= Written exercise =
Return each of the records below word for word, with nothing changed, added, or left out.

= Excerpted data =
++++

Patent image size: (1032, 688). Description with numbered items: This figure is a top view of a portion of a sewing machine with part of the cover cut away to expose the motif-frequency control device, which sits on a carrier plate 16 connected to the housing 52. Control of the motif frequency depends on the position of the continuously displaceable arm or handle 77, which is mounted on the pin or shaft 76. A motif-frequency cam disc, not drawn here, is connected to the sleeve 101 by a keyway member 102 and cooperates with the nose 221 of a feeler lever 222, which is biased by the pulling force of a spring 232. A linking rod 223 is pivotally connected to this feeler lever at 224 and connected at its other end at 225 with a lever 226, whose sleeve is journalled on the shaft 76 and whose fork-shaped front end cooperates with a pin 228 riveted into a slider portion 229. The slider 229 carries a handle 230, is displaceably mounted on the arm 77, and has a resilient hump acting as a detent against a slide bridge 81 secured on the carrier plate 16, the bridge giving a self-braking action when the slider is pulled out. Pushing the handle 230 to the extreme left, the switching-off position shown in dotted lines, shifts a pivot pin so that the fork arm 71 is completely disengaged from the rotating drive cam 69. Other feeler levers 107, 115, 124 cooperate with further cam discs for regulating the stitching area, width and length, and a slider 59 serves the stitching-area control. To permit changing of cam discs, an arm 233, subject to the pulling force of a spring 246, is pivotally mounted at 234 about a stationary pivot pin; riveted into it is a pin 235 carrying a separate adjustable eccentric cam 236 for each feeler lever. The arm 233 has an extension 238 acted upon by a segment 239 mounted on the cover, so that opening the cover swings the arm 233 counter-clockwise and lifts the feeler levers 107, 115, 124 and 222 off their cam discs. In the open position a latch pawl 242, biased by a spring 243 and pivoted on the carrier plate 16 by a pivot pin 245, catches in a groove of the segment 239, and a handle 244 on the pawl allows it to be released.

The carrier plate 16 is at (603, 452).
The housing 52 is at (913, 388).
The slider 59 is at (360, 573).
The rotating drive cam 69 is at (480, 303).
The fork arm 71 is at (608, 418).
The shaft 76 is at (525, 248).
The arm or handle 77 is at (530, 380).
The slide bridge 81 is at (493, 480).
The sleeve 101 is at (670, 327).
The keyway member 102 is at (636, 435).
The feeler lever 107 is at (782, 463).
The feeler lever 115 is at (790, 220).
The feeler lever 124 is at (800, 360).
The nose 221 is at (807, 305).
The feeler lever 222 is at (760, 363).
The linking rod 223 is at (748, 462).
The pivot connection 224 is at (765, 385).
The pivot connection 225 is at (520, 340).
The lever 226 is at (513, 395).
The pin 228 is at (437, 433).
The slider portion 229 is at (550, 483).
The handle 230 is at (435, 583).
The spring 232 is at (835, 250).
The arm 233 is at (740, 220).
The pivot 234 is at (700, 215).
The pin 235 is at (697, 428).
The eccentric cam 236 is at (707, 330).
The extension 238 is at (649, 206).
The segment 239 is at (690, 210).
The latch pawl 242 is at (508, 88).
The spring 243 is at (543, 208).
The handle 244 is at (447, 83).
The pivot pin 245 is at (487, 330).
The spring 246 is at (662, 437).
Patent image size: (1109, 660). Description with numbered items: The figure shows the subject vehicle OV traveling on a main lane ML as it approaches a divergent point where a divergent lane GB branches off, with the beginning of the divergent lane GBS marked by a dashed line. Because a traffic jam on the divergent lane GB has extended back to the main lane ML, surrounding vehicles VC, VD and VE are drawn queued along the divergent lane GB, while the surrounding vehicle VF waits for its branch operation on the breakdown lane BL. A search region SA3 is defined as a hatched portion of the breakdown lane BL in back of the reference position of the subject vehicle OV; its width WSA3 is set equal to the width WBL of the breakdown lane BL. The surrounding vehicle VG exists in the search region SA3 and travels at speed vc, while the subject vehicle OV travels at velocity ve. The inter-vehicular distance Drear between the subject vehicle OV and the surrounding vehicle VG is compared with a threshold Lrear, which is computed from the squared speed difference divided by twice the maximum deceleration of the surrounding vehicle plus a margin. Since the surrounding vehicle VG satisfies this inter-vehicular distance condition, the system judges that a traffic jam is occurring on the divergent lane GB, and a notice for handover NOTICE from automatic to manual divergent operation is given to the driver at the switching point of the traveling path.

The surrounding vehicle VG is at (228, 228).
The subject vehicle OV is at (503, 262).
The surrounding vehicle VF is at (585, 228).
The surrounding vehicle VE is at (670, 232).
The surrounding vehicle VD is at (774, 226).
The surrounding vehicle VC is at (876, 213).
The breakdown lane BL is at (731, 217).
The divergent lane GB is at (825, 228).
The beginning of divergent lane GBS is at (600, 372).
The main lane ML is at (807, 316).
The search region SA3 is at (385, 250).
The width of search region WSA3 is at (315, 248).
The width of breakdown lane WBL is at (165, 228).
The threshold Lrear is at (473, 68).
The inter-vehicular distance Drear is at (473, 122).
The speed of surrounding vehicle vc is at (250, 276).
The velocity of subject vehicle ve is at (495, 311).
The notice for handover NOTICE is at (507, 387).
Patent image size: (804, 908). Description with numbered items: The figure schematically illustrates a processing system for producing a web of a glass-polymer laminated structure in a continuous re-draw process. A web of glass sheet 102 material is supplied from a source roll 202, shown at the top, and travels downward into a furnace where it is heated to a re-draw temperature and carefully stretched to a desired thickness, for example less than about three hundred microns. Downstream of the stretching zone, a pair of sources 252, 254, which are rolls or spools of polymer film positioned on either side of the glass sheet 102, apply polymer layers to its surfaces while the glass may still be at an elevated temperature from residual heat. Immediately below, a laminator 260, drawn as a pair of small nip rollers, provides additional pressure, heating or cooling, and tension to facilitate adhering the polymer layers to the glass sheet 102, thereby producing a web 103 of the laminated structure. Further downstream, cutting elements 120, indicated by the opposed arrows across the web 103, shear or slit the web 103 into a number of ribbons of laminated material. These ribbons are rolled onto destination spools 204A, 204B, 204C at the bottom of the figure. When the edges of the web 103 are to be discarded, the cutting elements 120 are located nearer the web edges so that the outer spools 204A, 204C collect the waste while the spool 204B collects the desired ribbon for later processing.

++++

= Worked answer =
Patent image size: (1032, 688). Description with numbered items: This figure is a top view of a portion of a sewing machine with part of the cover cut away to expose the motif-frequency control device, which sits on a carrier plate 16 connected to the housing 52. Control of the motif frequency depends on the position of the continuously displaceable arm or handle 77, which is mounted on the pin or shaft 76. A motif-frequency cam disc, not drawn here, is connected to the sleeve 101 by a keyway member 102 and cooperates with the nose 221 of a feeler lever 222, which is biased by the pulling force of a spring 232. A linking rod 223 is pivotally connected to this feeler lever at 224 and connected at its other end at 225 with a lever 226, whose sleeve is journalled on the shaft 76 and whose fork-shaped front end cooperates with a pin 228 riveted into a slider portion 229. The slider 229 carries a handle 230, is displaceably mounted on the arm 77, and has a resilient hump acting as a detent against a slide bridge 81 secured on the carrier plate 16, the bridge giving a self-braking action when the slider is pulled out. Pushing the handle 230 to the extreme left, the switching-off position shown in dotted lines, shifts a pivot pin so that the fork arm 71 is completely disengaged from the rotating drive cam 69. Other feeler levers 107, 115, 124 cooperate with further cam discs for regulating the stitching area, width and length, and a slider 59 serves the stitching-area control. To permit changing of cam discs, an arm 233, subject to the pulling force of a spring 246, is pivotally mounted at 234 about a stationary pivot pin; riveted into it is a pin 235 carrying a separate adjustable eccentric cam 236 for each feeler lever. The arm 233 has an extension 238 acted upon by a segment 239 mounted on the cover, so that opening the cover swings the arm 233 counter-clockwise and lifts the feeler levers 107, 115, 124 and 222 off their cam discs. In the open position a latch pawl 242, biased by a spring 243 and pivoted on the carrier plate 16 by a pivot pin 245, catches in a groove of the segment 239, and a handle 244 on the pawl allows it to be released.

The carrier plate 16 is at (603, 452).
The housing 52 is at (913, 388).
The slider 59 is at (360, 573).
The rotating drive cam 69 is at (480, 303).
The fork arm 71 is at (608, 418).
The shaft 76 is at (525, 248).
The arm or handle 77 is at (530, 380).
The slide bridge 81 is at (493, 480).
The sleeve 101 is at (670, 327).
The keyway member 102 is at (636, 435).
The feeler lever 107 is at (782, 463).
The feeler lever 115 is at (790, 220).
The feeler lever 124 is at (800, 360).
The nose 221 is at (807, 305).
The feeler lever 222 is at (760, 363).
The linking rod 223 is at (748, 462).
The pivot connection 224 is at (765, 385).
The pivot connection 225 is at (520, 340).
The lever 226 is at (513, 395).
The pin 228 is at (437, 433).
The slider portion 229 is at (550, 483).
The handle 230 is at (435, 583).
The spring 232 is at (835, 250).
The arm 233 is at (740, 220).
The pivot 234 is at (700, 215).
The pin 235 is at (697, 428).
The eccentric cam 236 is at (707, 330).
The extension 238 is at (649, 206).
The segment 239 is at (690, 210).
The latch pawl 242 is at (508, 88).
The spring 243 is at (543, 208).
The handle 244 is at (447, 83).
The pivot pin 245 is at (487, 330).
The spring 246 is at (662, 437).
Patent image size: (1109, 660). Description with numbered items: The figure shows the subject vehicle OV traveling on a main lane ML as it approaches a divergent point where a divergent lane GB branches off, with the beginning of the divergent lane GBS marked by a dashed line. Because a traffic jam on the divergent lane GB has extended back to the main lane ML, surrounding vehicles VC, VD and VE are drawn queued along the divergent lane GB, while the surrounding vehicle VF waits for its branch operation on the breakdown lane BL. A search region SA3 is defined as a hatched portion of the breakdown lane BL in back of the reference position of the subject vehicle OV; its width WSA3 is set equal to the width WBL of the breakdown lane BL. The surrounding vehicle VG exists in the search region SA3 and travels at speed vc, while the subject vehicle OV travels at velocity ve. The inter-vehicular distance Drear between the subject vehicle OV and the surrounding vehicle VG is compared with a threshold Lrear, which is computed from the squared speed difference divided by twice the maximum deceleration of the surrounding vehicle plus a margin. Since the surrounding vehicle VG satisfies this inter-vehicular distance condition, the system judges that a traffic jam is occurring on the divergent lane GB, and a notice for handover NOTICE from automatic to manual divergent operation is given to the driver at the switching point of the traveling path.

The surrounding vehicle VG is at (228, 228).
The subject vehicle OV is at (503, 262).
The surrounding vehicle VF is at (585, 228).
The surrounding vehicle VE is at (670, 232).
The surrounding vehicle VD is at (774, 226).
The surrounding vehicle VC is at (876, 213).
The breakdown lane BL is at (731, 217).
The divergent lane GB is at (825, 228).
The beginning of divergent lane GBS is at (600, 372).
The main lane ML is at (807, 316).
The search region SA3 is at (385, 250).
The width of search region WSA3 is at (315, 248).
The width of breakdown lane WBL is at (165, 228).
The threshold Lrear is at (473, 68).
The inter-vehicular distance Drear is at (473, 122).
The speed of surrounding vehicle vc is at (250, 276).
The velocity of subject vehicle ve is at (495, 311).
The notice for handover NOTICE is at (507, 387).
Patent image size: (804, 908). Description with numbered items: The figure schematically illustrates a processing system for producing a web of a glass-polymer laminated structure in a continuous re-draw process. A web of glass sheet 102 material is supplied from a source roll 202, shown at the top, and travels downward into a furnace where it is heated to a re-draw temperature and carefully stretched to a desired thickness, for example less than about three hundred microns. Downstream of the stretching zone, a pair of sources 252, 254, which are rolls or spools of polymer film positioned on either side of the glass sheet 102, apply polymer layers to its surfaces while the glass may still be at an elevated temperature from residual heat. Immediately below, a laminator 260, drawn as a pair of small nip rollers, provides additional pressure, heating or cooling, and tension to facilitate adhering the polymer layers to the glass sheet 102, thereby producing a web 103 of the laminated structure. Further downstream, cutting elements 120, indicated by the opposed arrows across the web 103, shear or slit the web 103 into a number of ribbons of laminated material. These ribbons are rolled onto destination spools 204A, 204B, 204C at the bottom of the figure. When the edges of the web 103 are to be discarded, the cutting elements 120 are located nearer the web edges so that the outer spools 204A, 204C collect the waste while the spool 204B collects the desired ribbon for later processing.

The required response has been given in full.